— START OF Dataset content —

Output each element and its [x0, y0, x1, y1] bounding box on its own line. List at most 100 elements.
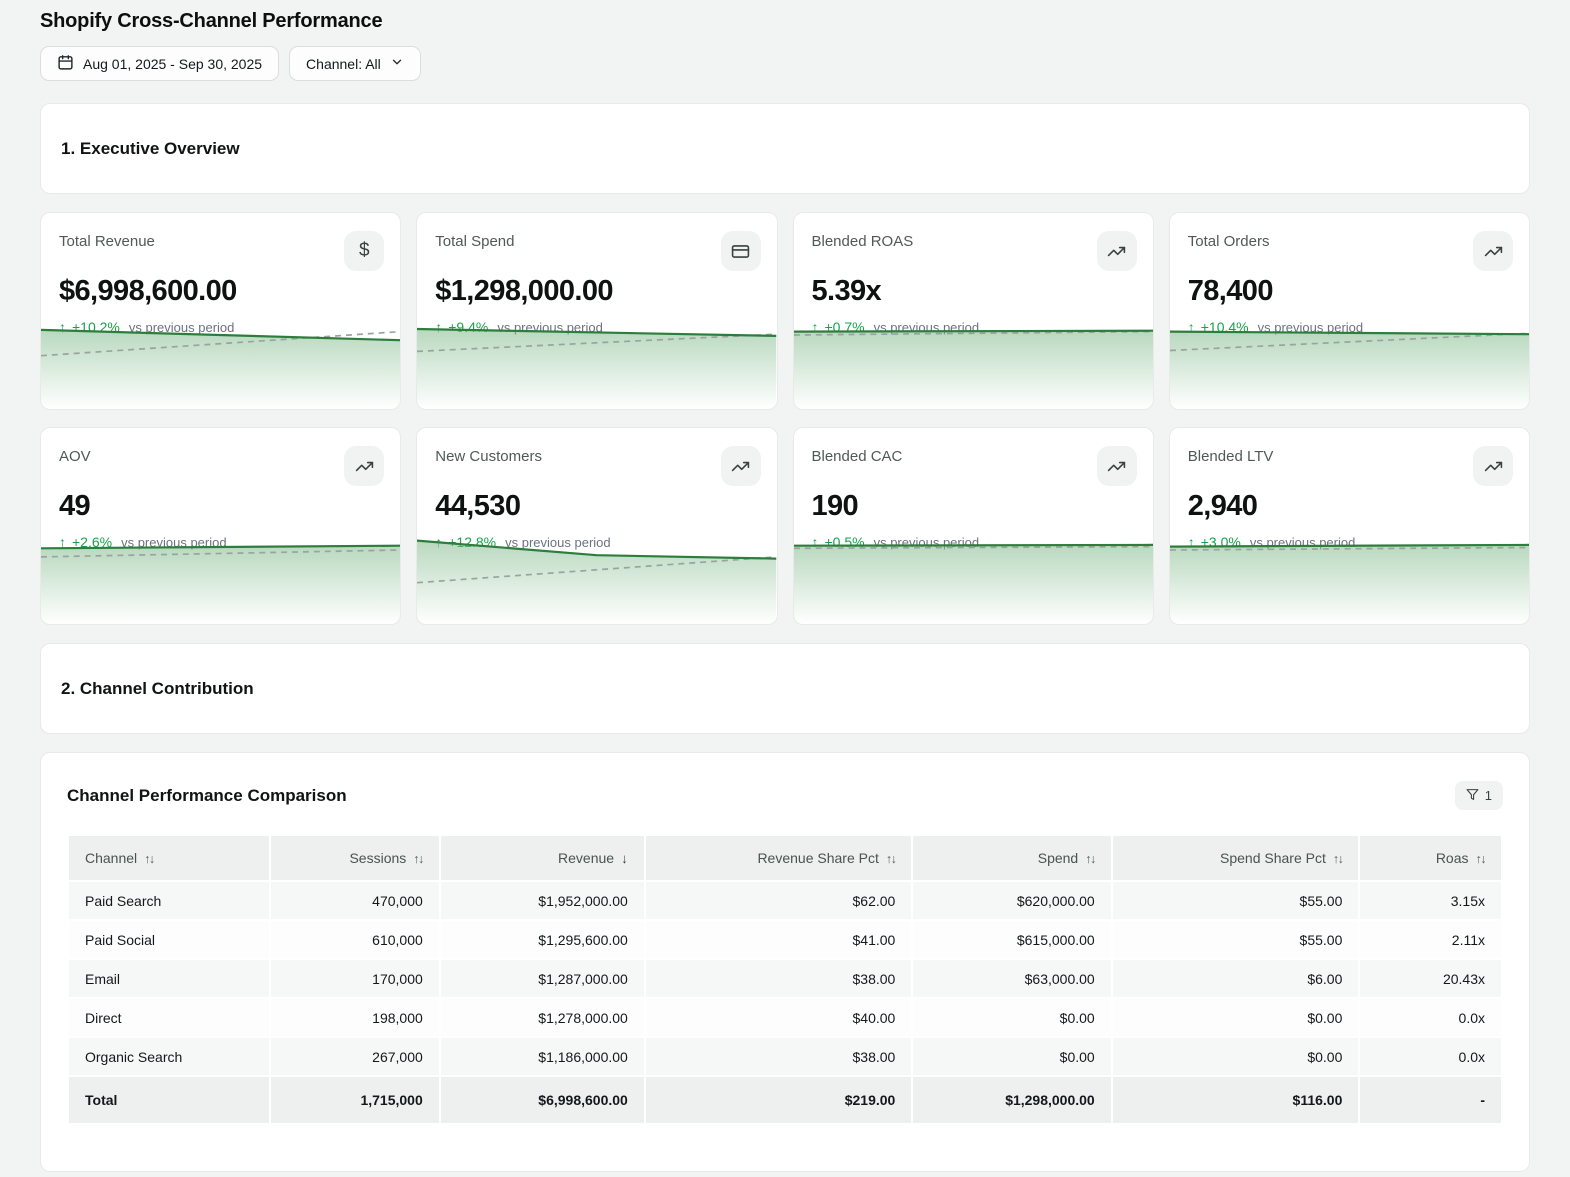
col-header-channel[interactable]: Channel ↑↓	[69, 836, 270, 880]
kpi-label: Total Spend	[435, 233, 515, 250]
trending-up-icon	[1096, 446, 1137, 486]
cell-revenue-share: $62.00	[645, 882, 912, 919]
cell-spend: $620,000.00	[913, 882, 1111, 919]
cell-revenue-share: $38.00	[645, 1038, 912, 1075]
trending-up-icon	[720, 446, 761, 486]
channel-filter-button[interactable]: Channel: All	[289, 46, 421, 81]
toolbar: Aug 01, 2025 - Sep 30, 2025 Channel: All	[40, 46, 1530, 81]
cell-revenue: $1,287,000.00	[440, 960, 644, 997]
kpi-card-blended-cac: Blended CAC 190 ↑ +0.5% vs previous period	[792, 427, 1154, 625]
table-row: Direct 198,000 $1,278,000.00 $40.00 $0.0…	[69, 999, 1501, 1036]
table-row: Email 170,000 $1,287,000.00 $38.00 $63,0…	[69, 960, 1501, 997]
kpi-sparkline	[41, 323, 401, 409]
table-header-row: Channel ↑↓ Sessions ↑↓ Revenue ↓ Revenue Sh…	[69, 836, 1501, 880]
kpi-label: Total Orders	[1187, 233, 1270, 250]
date-range-button[interactable]: Aug 01, 2025 - Sep 30, 2025	[40, 46, 280, 81]
cell-revenue: $1,295,600.00	[440, 921, 644, 958]
sort-icon: ↑↓	[144, 852, 155, 866]
filter-count: 1	[1484, 788, 1492, 803]
section-header-channel-contribution: 2. Channel Contribution	[40, 643, 1530, 734]
col-header-revenue-share-pct[interactable]: Revenue Share Pct ↑↓	[645, 836, 912, 880]
kpi-value: 2,940	[1187, 490, 1258, 522]
cell-spend-share: $55.00	[1112, 882, 1359, 919]
calendar-icon	[57, 54, 74, 74]
filter-button[interactable]: 1	[1454, 781, 1503, 810]
credit-card-icon	[720, 231, 761, 271]
sort-desc-icon: ↓	[621, 851, 628, 866]
cell-revenue-share: $38.00	[645, 960, 912, 997]
sort-icon: ↑↓	[885, 852, 897, 866]
section-header-executive-overview: 1. Executive Overview	[40, 103, 1530, 194]
cell-spend-share: $0.00	[1112, 999, 1359, 1036]
kpi-label: Blended LTV	[1187, 448, 1274, 465]
kpi-sparkline	[793, 323, 1153, 409]
cell-revenue: $1,952,000.00	[440, 882, 644, 919]
cell-spend-share: $6.00	[1112, 960, 1359, 997]
kpi-sparkline	[793, 538, 1153, 624]
kpi-label: Blended ROAS	[811, 233, 914, 250]
table-title: Channel Performance Comparison	[67, 785, 347, 805]
table-total-row: Total 1,715,000 $6,998,600.00 $219.00 $1…	[69, 1077, 1501, 1123]
dollar-icon: $	[344, 231, 385, 271]
cell-sessions: 470,000	[271, 882, 439, 919]
sort-icon: ↑↓	[1475, 852, 1487, 866]
cell-spend: $63,000.00	[913, 960, 1111, 997]
cell-total-spend-share: $116.00	[1112, 1077, 1359, 1123]
cell-spend-share: $0.00	[1112, 1038, 1359, 1075]
kpi-sparkline	[1169, 323, 1529, 409]
cell-spend: $615,000.00	[913, 921, 1111, 958]
kpi-label: AOV	[59, 448, 91, 465]
cell-channel: Paid Social	[69, 921, 270, 958]
kpi-value: 44,530	[435, 490, 521, 522]
cell-total-roas: -	[1360, 1077, 1501, 1123]
date-range-label: Aug 01, 2025 - Sep 30, 2025	[83, 55, 263, 72]
sort-icon: ↑↓	[1332, 852, 1344, 866]
kpi-sparkline	[417, 323, 777, 409]
channel-performance-card: Channel Performance Comparison 1 Channel…	[40, 752, 1530, 1172]
cell-revenue: $1,186,000.00	[440, 1038, 644, 1075]
kpi-value: 49	[59, 490, 91, 522]
cell-roas: 20.43x	[1360, 960, 1501, 997]
cell-sessions: 170,000	[271, 960, 439, 997]
col-header-revenue[interactable]: Revenue ↓	[440, 836, 644, 880]
cell-channel: Email	[69, 960, 270, 997]
trending-up-icon	[1473, 231, 1513, 271]
table-row: Paid Search 470,000 $1,952,000.00 $62.00…	[69, 882, 1501, 919]
table-row: Organic Search 267,000 $1,186,000.00 $38…	[69, 1038, 1501, 1075]
kpi-sparkline	[417, 538, 777, 624]
cell-total-spend: $1,298,000.00	[913, 1077, 1111, 1123]
col-header-sessions[interactable]: Sessions ↑↓	[271, 836, 439, 880]
sort-icon: ↑↓	[413, 852, 424, 866]
cell-revenue-share: $40.00	[645, 999, 912, 1036]
cell-roas: 3.15x	[1360, 882, 1501, 919]
col-header-spend[interactable]: Spend ↑↓	[913, 836, 1111, 880]
col-header-spend-share-pct[interactable]: Spend Share Pct ↑↓	[1112, 836, 1359, 880]
cell-total-revenue-share: $219.00	[645, 1077, 912, 1123]
kpi-card-total-revenue: Total Revenue $ $6,998,600.00 ↑ +10.2% vs …	[40, 212, 402, 410]
cell-roas: 0.0x	[1360, 1038, 1501, 1075]
section-title: 1. Executive Overview	[61, 138, 240, 158]
kpi-value: 78,400	[1187, 275, 1274, 307]
sort-icon: ↑↓	[1085, 852, 1096, 866]
trending-up-icon	[1096, 231, 1137, 271]
cell-spend: $0.00	[913, 1038, 1111, 1075]
cell-roas: 0.0x	[1360, 999, 1501, 1036]
kpi-card-total-orders: Total Orders 78,400 ↑ +10.4% vs previous p…	[1168, 212, 1530, 410]
cell-roas: 2.11x	[1360, 921, 1501, 958]
cell-revenue-share: $41.00	[645, 921, 912, 958]
channel-filter-label: Channel: All	[306, 55, 381, 72]
page-title: Shopify Cross-Channel Performance	[40, 10, 383, 32]
cell-revenue: $1,278,000.00	[440, 999, 644, 1036]
kpi-sparkline	[41, 538, 401, 624]
kpi-sparkline	[1169, 538, 1529, 624]
col-header-roas[interactable]: Roas ↑↓	[1360, 836, 1501, 880]
cell-total-revenue: $6,998,600.00	[440, 1077, 644, 1123]
table-row: Paid Social 610,000 $1,295,600.00 $41.00…	[69, 921, 1501, 958]
kpi-label: New Customers	[435, 448, 542, 465]
cell-total-label: Total	[69, 1077, 270, 1123]
cell-channel: Paid Search	[69, 882, 270, 919]
cell-sessions: 267,000	[271, 1038, 439, 1075]
kpi-label: Blended CAC	[811, 448, 903, 465]
section-title: 2. Channel Contribution	[61, 678, 254, 698]
kpi-card-total-spend: Total Spend $1,298,000.00 ↑ +9.4% vs previ…	[416, 212, 778, 410]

— END OF Dataset content —

§ Requirement
Could you print, unchanged, the lines starting with the one that contains "836, 270, 880]" and going on through the one that contains "446, 761, 486]", including both of those?

§ Solution to this task
col-header-channel[interactable]: Channel ↑↓	[69, 836, 270, 880]
kpi-label: Total Spend	[435, 233, 515, 250]
trending-up-icon	[1096, 446, 1137, 486]
cell-revenue-share: $62.00	[645, 882, 912, 919]
cell-spend: $620,000.00	[913, 882, 1111, 919]
cell-revenue-share: $38.00	[645, 1038, 912, 1075]
trending-up-icon	[720, 446, 761, 486]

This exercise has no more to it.